▶ _Task goal_: Collect all lines from the records below that include the word "title".

+ + + + + + +

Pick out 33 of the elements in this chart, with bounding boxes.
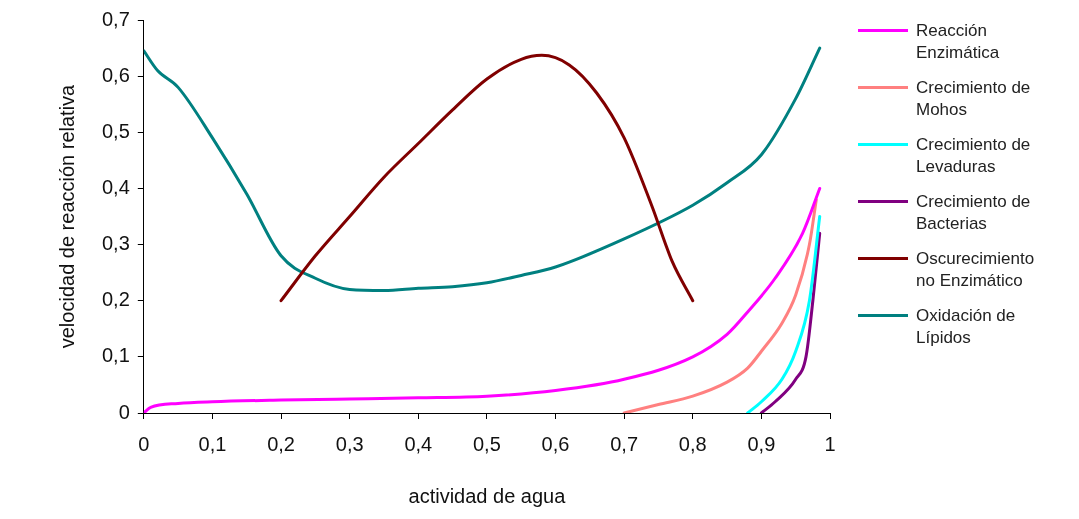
y-tick-label: 0,5 xyxy=(101,119,130,142)
x-tick-label: 0,7 xyxy=(610,432,639,455)
y-tick-label: 0,1 xyxy=(101,344,130,367)
y-tick-label: 0,4 xyxy=(101,175,130,198)
x-tick-label: 1 xyxy=(824,432,836,455)
x-axis-title: actividad de agua xyxy=(408,484,567,507)
line-series xyxy=(622,198,818,413)
x-tick-label: 0,5 xyxy=(473,432,501,455)
y-tick-label: 0,3 xyxy=(101,232,130,255)
x-tick-label: 0,6 xyxy=(541,432,570,455)
line-series xyxy=(746,215,822,413)
x-tick-label: 0,9 xyxy=(747,432,776,455)
y-tick-label: 0 xyxy=(118,400,130,423)
x-tick-label: 0,3 xyxy=(335,432,364,455)
x-tick-label: 0,2 xyxy=(267,432,295,455)
line-series xyxy=(143,186,822,413)
legend-label: Oscurecimiento no Enzimático xyxy=(916,248,1036,292)
legend-label: Crecimiento de Mohos xyxy=(916,77,1032,121)
y-tick-label: 0,6 xyxy=(101,63,130,86)
legend-label: Crecimiento de Levaduras xyxy=(916,134,1032,178)
legend-label: Reacción Enzimática xyxy=(916,20,1001,64)
legend-label: Crecimiento de Bacterias xyxy=(916,191,1032,235)
y-axis-title: velocidad de reacción relativa xyxy=(55,83,78,349)
line-series xyxy=(279,53,695,303)
x-tick-label: 0,4 xyxy=(404,432,433,455)
line-series xyxy=(143,46,822,293)
legend-label: Oxidación de Lípidos xyxy=(916,305,1017,349)
x-tick-label: 0,8 xyxy=(678,432,707,455)
x-tick-label: 0 xyxy=(138,432,150,455)
x-tick-label: 0,1 xyxy=(198,432,227,455)
line-series xyxy=(759,231,822,413)
y-tick-label: 0,2 xyxy=(101,288,130,311)
y-tick-label: 0,7 xyxy=(101,7,130,30)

+ + + + + + +

▶ _Task answer_:
x-axis-title: actividad de agua xyxy=(408,484,567,507)
y-axis-title: velocidad de reacción relativa xyxy=(55,83,78,349)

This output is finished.